— start Rows —

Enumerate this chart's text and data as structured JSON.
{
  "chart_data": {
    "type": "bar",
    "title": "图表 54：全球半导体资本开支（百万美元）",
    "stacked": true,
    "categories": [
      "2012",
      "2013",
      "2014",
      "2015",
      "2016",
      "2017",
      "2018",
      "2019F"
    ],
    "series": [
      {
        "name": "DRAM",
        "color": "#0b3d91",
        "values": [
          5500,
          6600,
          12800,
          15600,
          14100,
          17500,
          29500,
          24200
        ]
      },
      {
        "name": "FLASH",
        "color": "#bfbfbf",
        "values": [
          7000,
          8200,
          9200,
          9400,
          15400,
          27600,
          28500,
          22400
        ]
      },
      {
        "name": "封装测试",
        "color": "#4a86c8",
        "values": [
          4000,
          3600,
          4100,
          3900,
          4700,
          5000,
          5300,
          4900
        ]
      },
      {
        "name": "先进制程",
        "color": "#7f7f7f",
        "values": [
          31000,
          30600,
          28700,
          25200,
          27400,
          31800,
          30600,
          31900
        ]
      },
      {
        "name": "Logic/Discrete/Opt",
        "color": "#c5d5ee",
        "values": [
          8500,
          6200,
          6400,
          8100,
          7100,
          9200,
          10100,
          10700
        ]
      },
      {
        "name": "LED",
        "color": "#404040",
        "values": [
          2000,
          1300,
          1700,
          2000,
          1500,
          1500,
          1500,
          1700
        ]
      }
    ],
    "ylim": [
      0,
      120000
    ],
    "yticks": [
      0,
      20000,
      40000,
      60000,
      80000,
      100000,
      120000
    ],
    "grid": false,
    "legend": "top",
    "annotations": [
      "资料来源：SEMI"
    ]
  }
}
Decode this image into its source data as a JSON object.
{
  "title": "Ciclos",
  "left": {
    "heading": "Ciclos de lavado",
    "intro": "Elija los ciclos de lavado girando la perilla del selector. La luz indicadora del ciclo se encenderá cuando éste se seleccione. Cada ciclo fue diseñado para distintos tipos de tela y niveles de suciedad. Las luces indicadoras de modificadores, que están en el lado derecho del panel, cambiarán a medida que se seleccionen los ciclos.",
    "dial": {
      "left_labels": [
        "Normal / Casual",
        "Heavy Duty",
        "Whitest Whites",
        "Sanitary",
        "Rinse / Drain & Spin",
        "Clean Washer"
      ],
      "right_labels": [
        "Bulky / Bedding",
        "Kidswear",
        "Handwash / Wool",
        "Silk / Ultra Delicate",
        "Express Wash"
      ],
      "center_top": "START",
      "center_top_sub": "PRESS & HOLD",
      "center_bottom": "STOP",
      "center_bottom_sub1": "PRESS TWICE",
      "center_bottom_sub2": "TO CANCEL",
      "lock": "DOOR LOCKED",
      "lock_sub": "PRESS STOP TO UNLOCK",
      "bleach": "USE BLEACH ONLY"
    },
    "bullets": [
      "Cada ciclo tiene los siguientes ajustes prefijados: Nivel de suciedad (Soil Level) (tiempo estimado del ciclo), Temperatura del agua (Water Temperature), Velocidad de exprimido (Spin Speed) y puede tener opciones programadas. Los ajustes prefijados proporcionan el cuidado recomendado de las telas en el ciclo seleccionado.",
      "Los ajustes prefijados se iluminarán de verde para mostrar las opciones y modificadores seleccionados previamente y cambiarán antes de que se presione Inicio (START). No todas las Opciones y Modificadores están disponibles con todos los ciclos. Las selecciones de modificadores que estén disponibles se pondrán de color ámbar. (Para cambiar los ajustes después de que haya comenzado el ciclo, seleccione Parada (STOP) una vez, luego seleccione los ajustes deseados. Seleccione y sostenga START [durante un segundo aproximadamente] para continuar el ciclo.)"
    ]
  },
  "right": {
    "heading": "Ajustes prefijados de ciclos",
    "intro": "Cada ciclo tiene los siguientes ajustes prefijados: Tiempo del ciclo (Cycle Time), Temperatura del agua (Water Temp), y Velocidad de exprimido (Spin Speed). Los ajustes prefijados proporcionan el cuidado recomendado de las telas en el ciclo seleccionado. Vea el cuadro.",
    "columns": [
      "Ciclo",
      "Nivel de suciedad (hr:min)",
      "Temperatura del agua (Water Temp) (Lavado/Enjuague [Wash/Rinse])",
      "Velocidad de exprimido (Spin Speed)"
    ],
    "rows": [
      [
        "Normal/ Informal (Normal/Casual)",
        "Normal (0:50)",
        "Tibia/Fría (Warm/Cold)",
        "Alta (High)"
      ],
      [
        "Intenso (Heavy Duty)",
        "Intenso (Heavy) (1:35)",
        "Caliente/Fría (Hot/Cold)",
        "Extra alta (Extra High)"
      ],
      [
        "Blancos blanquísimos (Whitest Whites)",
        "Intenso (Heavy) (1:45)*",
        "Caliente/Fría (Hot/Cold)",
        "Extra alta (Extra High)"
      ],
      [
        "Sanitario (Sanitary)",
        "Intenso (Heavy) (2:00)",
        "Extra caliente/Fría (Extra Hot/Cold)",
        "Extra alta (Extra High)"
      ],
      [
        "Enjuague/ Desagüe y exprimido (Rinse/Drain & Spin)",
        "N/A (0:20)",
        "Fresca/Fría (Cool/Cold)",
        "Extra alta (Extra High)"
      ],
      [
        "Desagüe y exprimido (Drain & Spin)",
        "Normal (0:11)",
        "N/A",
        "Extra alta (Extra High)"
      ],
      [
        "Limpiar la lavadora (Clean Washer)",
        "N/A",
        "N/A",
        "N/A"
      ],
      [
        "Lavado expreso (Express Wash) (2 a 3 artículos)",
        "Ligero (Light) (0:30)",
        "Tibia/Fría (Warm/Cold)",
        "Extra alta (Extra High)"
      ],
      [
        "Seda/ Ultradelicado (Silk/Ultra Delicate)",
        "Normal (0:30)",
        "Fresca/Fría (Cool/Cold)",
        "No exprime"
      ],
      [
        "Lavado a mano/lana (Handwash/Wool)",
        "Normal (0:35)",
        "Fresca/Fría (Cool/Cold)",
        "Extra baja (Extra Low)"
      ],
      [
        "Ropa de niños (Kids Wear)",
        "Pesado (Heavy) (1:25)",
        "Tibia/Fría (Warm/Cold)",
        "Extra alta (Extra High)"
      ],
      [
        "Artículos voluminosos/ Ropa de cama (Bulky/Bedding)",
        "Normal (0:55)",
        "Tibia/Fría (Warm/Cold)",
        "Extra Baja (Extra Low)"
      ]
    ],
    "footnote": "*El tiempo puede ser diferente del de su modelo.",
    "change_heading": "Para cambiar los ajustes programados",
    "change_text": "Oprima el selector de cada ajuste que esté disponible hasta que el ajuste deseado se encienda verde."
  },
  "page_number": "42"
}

— end Rows —

Reproduce the records word for word.

Enumerate this chart's text and data as structured JSON.
{
  "chart_data": {
    "type": "bar",
    "title": "图表 54：全球半导体资本开支（百万美元）",
    "stacked": true,
    "categories": [
      "2012",
      "2013",
      "2014",
      "2015",
      "2016",
      "2017",
      "2018",
      "2019F"
    ],
    "series": [
      {
        "name": "DRAM",
        "color": "#0b3d91",
        "values": [
          5500,
          6600,
          12800,
          15600,
          14100,
          17500,
          29500,
          24200
        ]
      },
      {
        "name": "FLASH",
        "color": "#bfbfbf",
        "values": [
          7000,
          8200,
          9200,
          9400,
          15400,
          27600,
          28500,
          22400
        ]
      },
      {
        "name": "封装测试",
        "color": "#4a86c8",
        "values": [
          4000,
          3600,
          4100,
          3900,
          4700,
          5000,
          5300,
          4900
        ]
      },
      {
        "name": "先进制程",
        "color": "#7f7f7f",
        "values": [
          31000,
          30600,
          28700,
          25200,
          27400,
          31800,
          30600,
          31900
        ]
      },
      {
        "name": "Logic/Discrete/Opt",
        "color": "#c5d5ee",
        "values": [
          8500,
          6200,
          6400,
          8100,
          7100,
          9200,
          10100,
          10700
        ]
      },
      {
        "name": "LED",
        "color": "#404040",
        "values": [
          2000,
          1300,
          1700,
          2000,
          1500,
          1500,
          1500,
          1700
        ]
      }
    ],
    "ylim": [
      0,
      120000
    ],
    "yticks": [
      0,
      20000,
      40000,
      60000,
      80000,
      100000,
      120000
    ],
    "grid": false,
    "legend": "top",
    "annotations": [
      "资料来源：SEMI"
    ]
  }
}
Decode this image into its source data as a JSON object.
{
  "title": "Ciclos",
  "left": {
    "heading": "Ciclos de lavado",
    "intro": "Elija los ciclos de lavado girando la perilla del selector. La luz indicadora del ciclo se encenderá cuando éste se seleccione. Cada ciclo fue diseñado para distintos tipos de tela y niveles de suciedad. Las luces indicadoras de modificadores, que están en el lado derecho del panel, cambiarán a medida que se seleccionen los ciclos.",
    "dial": {
      "left_labels": [
        "Normal / Casual",
        "Heavy Duty",
        "Whitest Whites",
        "Sanitary",
        "Rinse / Drain & Spin",
        "Clean Washer"
      ],
      "right_labels": [
        "Bulky / Bedding",
        "Kidswear",
        "Handwash / Wool",
        "Silk / Ultra Delicate",
        "Express Wash"
      ],
      "center_top": "START",
      "center_top_sub": "PRESS & HOLD",
      "center_bottom": "STOP",
      "center_bottom_sub1": "PRESS TWICE",
      "center_bottom_sub2": "TO CANCEL",
      "lock": "DOOR LOCKED",
      "lock_sub": "PRESS STOP TO UNLOCK",
      "bleach": "USE BLEACH ONLY"
    },
    "bullets": [
      "Cada ciclo tiene los siguientes ajustes prefijados: Nivel de suciedad (Soil Level) (tiempo estimado del ciclo), Temperatura del agua (Water Temperature), Velocidad de exprimido (Spin Speed) y puede tener opciones programadas. Los ajustes prefijados proporcionan el cuidado recomendado de las telas en el ciclo seleccionado.",
      "Los ajustes prefijados se iluminarán de verde para mostrar las opciones y modificadores seleccionados previamente y cambiarán antes de que se presione Inicio (START). No todas las Opciones y Modificadores están disponibles con todos los ciclos. Las selecciones de modificadores que estén disponibles se pondrán de color ámbar. (Para cambiar los ajustes después de que haya comenzado el ciclo, seleccione Parada (STOP) una vez, luego seleccione los ajustes deseados. Seleccione y sostenga START [durante un segundo aproximadamente] para continuar el ciclo.)"
    ]
  },
  "right": {
    "heading": "Ajustes prefijados de ciclos",
    "intro": "Cada ciclo tiene los siguientes ajustes prefijados: Tiempo del ciclo (Cycle Time), Temperatura del agua (Water Temp), y Velocidad de exprimido (Spin Speed). Los ajustes prefijados proporcionan el cuidado recomendado de las telas en el ciclo seleccionado. Vea el cuadro.",
    "columns": [
      "Ciclo",
      "Nivel de suciedad (hr:min)",
      "Temperatura del agua (Water Temp) (Lavado/Enjuague [Wash/Rinse])",
      "Velocidad de exprimido (Spin Speed)"
    ],
    "rows": [
      [
        "Normal/ Informal (Normal/Casual)",
        "Normal (0:50)",
        "Tibia/Fría (Warm/Cold)",
        "Alta (High)"
      ],
      [
        "Intenso (Heavy Duty)",
        "Intenso (Heavy) (1:35)",
        "Caliente/Fría (Hot/Cold)",
        "Extra alta (Extra High)"
      ],
      [
        "Blancos blanquísimos (Whitest Whites)",
        "Intenso (Heavy) (1:45)*",
        "Caliente/Fría (Hot/Cold)",
        "Extra alta (Extra High)"
      ],
      [
        "Sanitario (Sanitary)",
        "Intenso (Heavy) (2:00)",
        "Extra caliente/Fría (Extra Hot/Cold)",
        "Extra alta (Extra High)"
      ],
      [
        "Enjuague/ Desagüe y exprimido (Rinse/Drain & Spin)",
        "N/A (0:20)",
        "Fresca/Fría (Cool/Cold)",
        "Extra alta (Extra High)"
      ],
      [
        "Desagüe y exprimido (Drain & Spin)",
        "Normal (0:11)",
        "N/A",
        "Extra alta (Extra High)"
      ],
      [
        "Limpiar la lavadora (Clean Washer)",
        "N/A",
        "N/A",
        "N/A"
      ],
      [
        "Lavado expreso (Express Wash) (2 a 3 artículos)",
        "Ligero (Light) (0:30)",
        "Tibia/Fría (Warm/Cold)",
        "Extra alta (Extra High)"
      ],
      [
        "Seda/ Ultradelicado (Silk/Ultra Delicate)",
        "Normal (0:30)",
        "Fresca/Fría (Cool/Cold)",
        "No exprime"
      ],
      [
        "Lavado a mano/lana (Handwash/Wool)",
        "Normal (0:35)",
        "Fresca/Fría (Cool/Cold)",
        "Extra baja (Extra Low)"
      ],
      [
        "Ropa de niños (Kids Wear)",
        "Pesado (Heavy) (1:25)",
        "Tibia/Fría (Warm/Cold)",
        "Extra alta (Extra High)"
      ],
      [
        "Artículos voluminosos/ Ropa de cama (Bulky/Bedding)",
        "Normal (0:55)",
        "Tibia/Fría (Warm/Cold)",
        "Extra Baja (Extra Low)"
      ]
    ],
    "footnote": "*El tiempo puede ser diferente del de su modelo.",
    "change_heading": "Para cambiar los ajustes programados",
    "change_text": "Oprima el selector de cada ajuste que esté disponible hasta que el ajuste deseado se encienda verde."
  },
  "page_number": "42"
}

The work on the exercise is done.